* **The request**:
Separate out the lines that hold "document".

* **Entries shown**:

☆ ☆ ☆ ☆ ☆

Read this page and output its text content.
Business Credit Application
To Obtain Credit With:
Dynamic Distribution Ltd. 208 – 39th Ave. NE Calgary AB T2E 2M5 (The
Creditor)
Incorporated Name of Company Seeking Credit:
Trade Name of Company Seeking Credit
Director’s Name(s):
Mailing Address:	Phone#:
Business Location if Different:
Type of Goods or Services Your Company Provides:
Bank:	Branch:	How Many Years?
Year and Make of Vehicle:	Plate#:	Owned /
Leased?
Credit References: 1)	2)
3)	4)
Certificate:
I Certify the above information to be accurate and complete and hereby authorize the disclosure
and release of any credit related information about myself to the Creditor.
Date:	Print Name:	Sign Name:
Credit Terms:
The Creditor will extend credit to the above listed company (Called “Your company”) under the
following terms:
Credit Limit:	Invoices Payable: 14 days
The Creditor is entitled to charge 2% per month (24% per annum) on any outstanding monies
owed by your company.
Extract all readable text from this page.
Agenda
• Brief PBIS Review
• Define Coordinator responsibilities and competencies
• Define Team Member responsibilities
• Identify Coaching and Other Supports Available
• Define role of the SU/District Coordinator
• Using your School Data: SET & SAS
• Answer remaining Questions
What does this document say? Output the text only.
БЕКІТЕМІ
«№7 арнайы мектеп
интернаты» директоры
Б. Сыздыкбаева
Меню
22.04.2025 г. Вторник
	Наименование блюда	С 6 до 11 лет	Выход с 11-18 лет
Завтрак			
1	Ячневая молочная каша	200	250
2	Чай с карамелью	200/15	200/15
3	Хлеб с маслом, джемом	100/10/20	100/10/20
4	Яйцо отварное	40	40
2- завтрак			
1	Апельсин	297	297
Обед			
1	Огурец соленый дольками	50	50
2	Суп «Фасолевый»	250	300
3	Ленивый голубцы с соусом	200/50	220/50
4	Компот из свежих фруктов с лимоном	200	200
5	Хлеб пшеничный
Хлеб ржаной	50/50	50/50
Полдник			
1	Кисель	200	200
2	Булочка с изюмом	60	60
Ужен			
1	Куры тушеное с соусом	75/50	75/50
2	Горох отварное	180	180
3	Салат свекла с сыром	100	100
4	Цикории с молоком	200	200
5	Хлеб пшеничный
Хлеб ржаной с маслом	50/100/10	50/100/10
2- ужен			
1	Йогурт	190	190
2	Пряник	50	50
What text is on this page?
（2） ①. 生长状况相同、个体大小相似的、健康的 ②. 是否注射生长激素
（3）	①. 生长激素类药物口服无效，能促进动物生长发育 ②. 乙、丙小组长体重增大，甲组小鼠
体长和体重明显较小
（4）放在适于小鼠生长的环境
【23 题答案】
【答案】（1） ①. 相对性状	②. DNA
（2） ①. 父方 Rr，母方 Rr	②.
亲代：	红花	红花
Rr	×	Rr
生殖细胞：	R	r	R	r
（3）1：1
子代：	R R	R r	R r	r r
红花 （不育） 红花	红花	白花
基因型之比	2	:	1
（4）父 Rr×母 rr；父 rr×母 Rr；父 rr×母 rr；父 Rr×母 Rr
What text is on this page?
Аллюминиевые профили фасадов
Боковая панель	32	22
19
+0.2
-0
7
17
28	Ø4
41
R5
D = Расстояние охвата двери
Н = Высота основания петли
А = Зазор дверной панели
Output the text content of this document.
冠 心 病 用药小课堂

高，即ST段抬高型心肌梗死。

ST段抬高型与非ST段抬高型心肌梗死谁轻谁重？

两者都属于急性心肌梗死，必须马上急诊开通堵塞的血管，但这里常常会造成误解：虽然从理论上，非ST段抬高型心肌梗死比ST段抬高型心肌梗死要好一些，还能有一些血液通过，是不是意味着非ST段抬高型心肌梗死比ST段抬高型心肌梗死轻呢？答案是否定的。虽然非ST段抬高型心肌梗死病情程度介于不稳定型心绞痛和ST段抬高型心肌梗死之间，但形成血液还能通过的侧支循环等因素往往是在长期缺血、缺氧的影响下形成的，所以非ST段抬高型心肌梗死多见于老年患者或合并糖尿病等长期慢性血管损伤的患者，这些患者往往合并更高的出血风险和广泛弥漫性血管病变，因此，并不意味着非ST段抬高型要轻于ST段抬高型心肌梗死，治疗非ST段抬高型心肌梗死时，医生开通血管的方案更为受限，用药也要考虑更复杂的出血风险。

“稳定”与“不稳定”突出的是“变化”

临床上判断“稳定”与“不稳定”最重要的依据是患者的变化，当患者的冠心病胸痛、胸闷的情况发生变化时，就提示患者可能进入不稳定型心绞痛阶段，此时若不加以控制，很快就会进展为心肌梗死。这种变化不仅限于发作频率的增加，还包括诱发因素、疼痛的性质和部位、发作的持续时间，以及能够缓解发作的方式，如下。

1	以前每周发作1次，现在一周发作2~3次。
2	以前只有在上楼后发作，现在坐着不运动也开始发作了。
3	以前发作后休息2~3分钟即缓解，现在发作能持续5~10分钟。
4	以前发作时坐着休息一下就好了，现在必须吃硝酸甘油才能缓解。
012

☆ ☆ ☆ ☆ ☆

* **Completed exercise**:
What does this document say? Output the text only.
Output the text content of this document.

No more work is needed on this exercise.